◆ **EXTRACTED DATA**
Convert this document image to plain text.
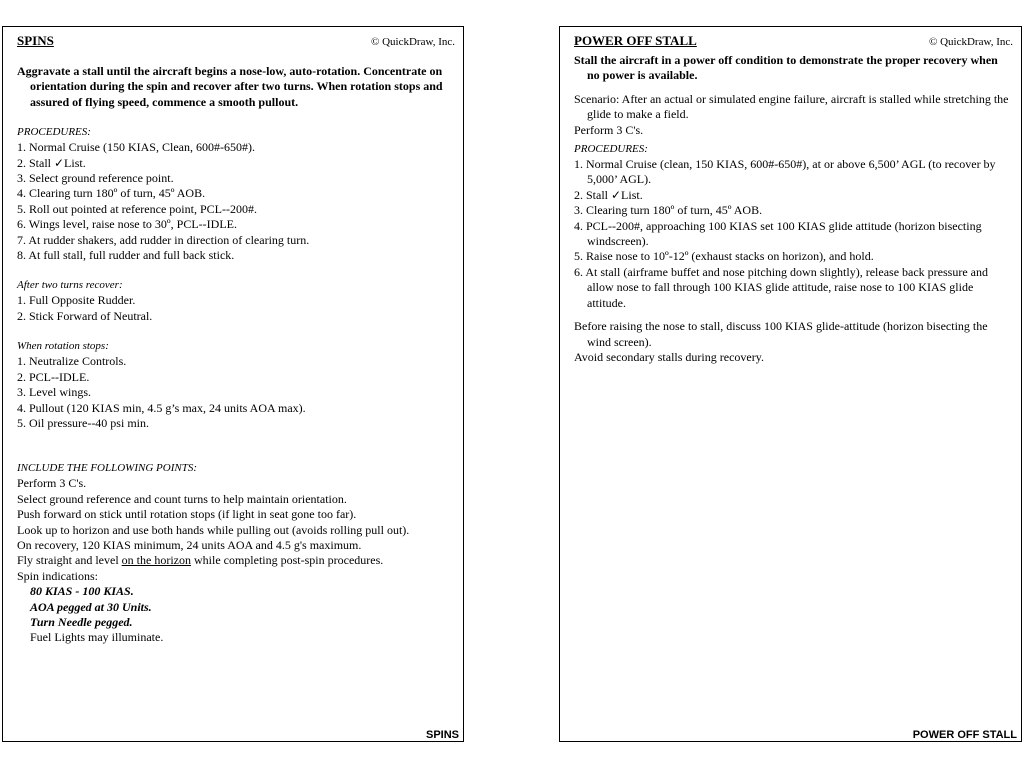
SPINS	© QuickDraw, Inc.

Aggravate a stall until the aircraft begins a nose-low, auto-rotation. Concentrate on orientation during the spin and recover after two turns. When rotation stops and assured of flying speed, commence a smooth pullout.

PROCEDURES:

1. Normal Cruise (150 KIAS, Clean, 600#-650#).

2. Stall ✓List.

3. Select ground reference point.

4. Clearing turn 180º of turn, 45º AOB.

5. Roll out pointed at reference point, PCL--200#.

6. Wings level, raise nose to 30º, PCL--IDLE.

7. At rudder shakers, add rudder in direction of clearing turn.

8. At full stall, full rudder and full back stick.

After two turns recover:

1. Full Opposite Rudder.

2. Stick Forward of Neutral.

When rotation stops:

1. Neutralize Controls.

2. PCL--IDLE.

3. Level wings.

4. Pullout (120 KIAS min, 4.5 g’s max, 24 units AOA max).

5. Oil pressure--40 psi min.

INCLUDE THE FOLLOWING POINTS:

Perform 3 C's.

Select ground reference and count turns to help maintain orientation.

Push forward on stick until rotation stops (if light in seat gone too far).

Look up to horizon and use both hands while pulling out (avoids rolling pull out).

On recovery, 120 KIAS minimum, 24 units AOA and 4.5 g's maximum.

Fly straight and level on the horizon while completing post-spin procedures.

Spin indications:

80 KIAS - 100 KIAS.

AOA pegged at 30 Units.

Turn Needle pegged.

Fuel Lights may illuminate.

SPINS
POWER OFF STALL	© QuickDraw, Inc.

Stall the aircraft in a power off condition to demonstrate the proper recovery when no power is available.

Scenario: After an actual or simulated engine failure, aircraft is stalled while stretching the glide to make a field.

Perform 3 C's.

PROCEDURES:

1. Normal Cruise (clean, 150 KIAS, 600#-650#), at or above 6,500’ AGL (to recover by 5,000’ AGL).

2. Stall ✓List.

3. Clearing turn 180º of turn, 45º AOB.

4. PCL--200#, approaching 100 KIAS set 100 KIAS glide attitude (horizon bisecting windscreen).

5. Raise nose to 10º-12º (exhaust stacks on horizon), and hold.

6. At stall (airframe buffet and nose pitching down slightly), release back pressure and allow nose to fall through 100 KIAS glide attitude, raise nose to 100 KIAS glide attitude.

Before raising the nose to stall, discuss 100 KIAS glide-attitude (horizon bisecting the wind screen).

Avoid secondary stalls during recovery.

POWER OFF STALL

◆ **WRITTEN REQUEST**
Give every record again exactly, apart from the pictures, which stay out.

◆ **THE RESULT**
Convert this document image to plain text.
SPINS	© QuickDraw, Inc.

Aggravate a stall until the aircraft begins a nose-low, auto-rotation. Concentrate on orientation during the spin and recover after two turns. When rotation stops and assured of flying speed, commence a smooth pullout.

PROCEDURES:

1. Normal Cruise (150 KIAS, Clean, 600#-650#).

2. Stall ✓List.

3. Select ground reference point.

4. Clearing turn 180º of turn, 45º AOB.

5. Roll out pointed at reference point, PCL--200#.

6. Wings level, raise nose to 30º, PCL--IDLE.

7. At rudder shakers, add rudder in direction of clearing turn.

8. At full stall, full rudder and full back stick.

After two turns recover:

1. Full Opposite Rudder.

2. Stick Forward of Neutral.

When rotation stops:

1. Neutralize Controls.

2. PCL--IDLE.

3. Level wings.

4. Pullout (120 KIAS min, 4.5 g’s max, 24 units AOA max).

5. Oil pressure--40 psi min.

INCLUDE THE FOLLOWING POINTS:

Perform 3 C's.

Select ground reference and count turns to help maintain orientation.

Push forward on stick until rotation stops (if light in seat gone too far).

Look up to horizon and use both hands while pulling out (avoids rolling pull out).

On recovery, 120 KIAS minimum, 24 units AOA and 4.5 g's maximum.

Fly straight and level on the horizon while completing post-spin procedures.

Spin indications:

80 KIAS - 100 KIAS.

AOA pegged at 30 Units.

Turn Needle pegged.

Fuel Lights may illuminate.

SPINS
POWER OFF STALL	© QuickDraw, Inc.

Stall the aircraft in a power off condition to demonstrate the proper recovery when no power is available.

Scenario: After an actual or simulated engine failure, aircraft is stalled while stretching the glide to make a field.

Perform 3 C's.

PROCEDURES:

1. Normal Cruise (clean, 150 KIAS, 600#-650#), at or above 6,500’ AGL (to recover by 5,000’ AGL).

2. Stall ✓List.

3. Clearing turn 180º of turn, 45º AOB.

4. PCL--200#, approaching 100 KIAS set 100 KIAS glide attitude (horizon bisecting windscreen).

5. Raise nose to 10º-12º (exhaust stacks on horizon), and hold.

6. At stall (airframe buffet and nose pitching down slightly), release back pressure and allow nose to fall through 100 KIAS glide attitude, raise nose to 100 KIAS glide attitude.

Before raising the nose to stall, discuss 100 KIAS glide-attitude (horizon bisecting the wind screen).

Avoid secondary stalls during recovery.

POWER OFF STALL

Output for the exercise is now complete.